● What is required
Every record should be repeated exactly, except that pictures are left out.

● Given records
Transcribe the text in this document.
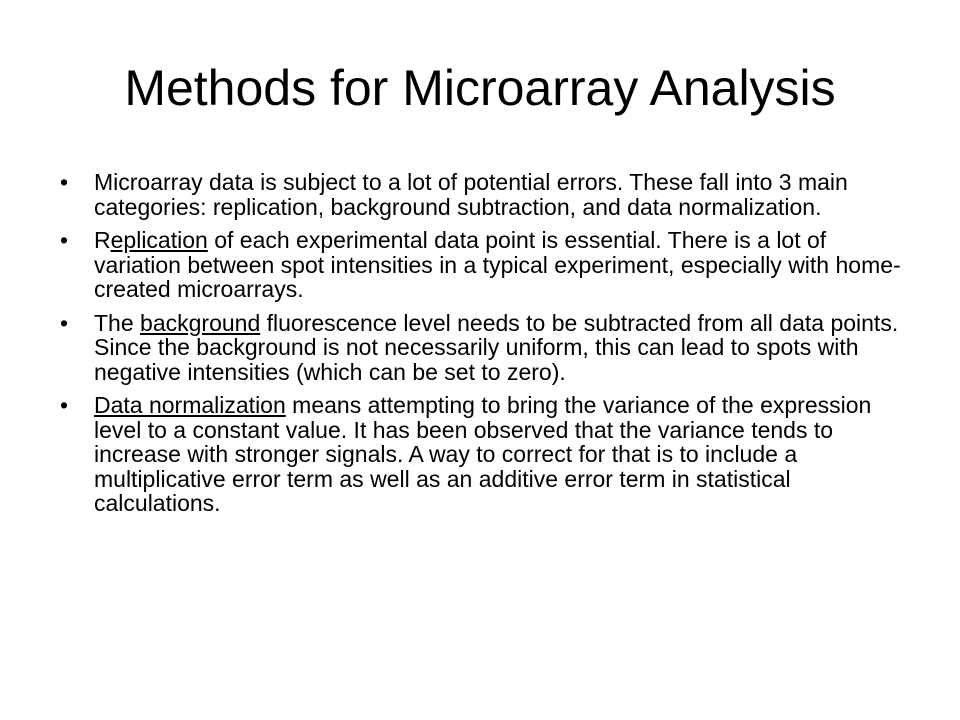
Methods for Microarray Analysis
•	Microarray data is subject to a lot of potential errors. These fall into 3 main categories: replication, background subtraction, and data normalization.
•	Replication of each experimental data point is essential. There is a lot of variation between spot intensities in a typical experiment, especially with home-created microarrays.
•	The background fluorescence level needs to be subtracted from all data points. Since the background is not necessarily uniform, this can lead to spots with negative intensities (which can be set to zero).
•	Data normalization means attempting to bring the variance of the expression level to a constant value. It has been observed that the variance tends to increase with stronger signals. A way to correct for that is to include a multiplicative error term as well as an additive error term in statistical calculations.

● Reply
Transcribe the text in this document.
Methods for Microarray Analysis
•	Microarray data is subject to a lot of potential errors. These fall into 3 main categories: replication, background subtraction, and data normalization.
•	Replication of each experimental data point is essential. There is a lot of variation between spot intensities in a typical experiment, especially with home-created microarrays.
•	The background fluorescence level needs to be subtracted from all data points. Since the background is not necessarily uniform, this can lead to spots with negative intensities (which can be set to zero).
•	Data normalization means attempting to bring the variance of the expression level to a constant value. It has been observed that the variance tends to increase with stronger signals. A way to correct for that is to include a multiplicative error term as well as an additive error term in statistical calculations.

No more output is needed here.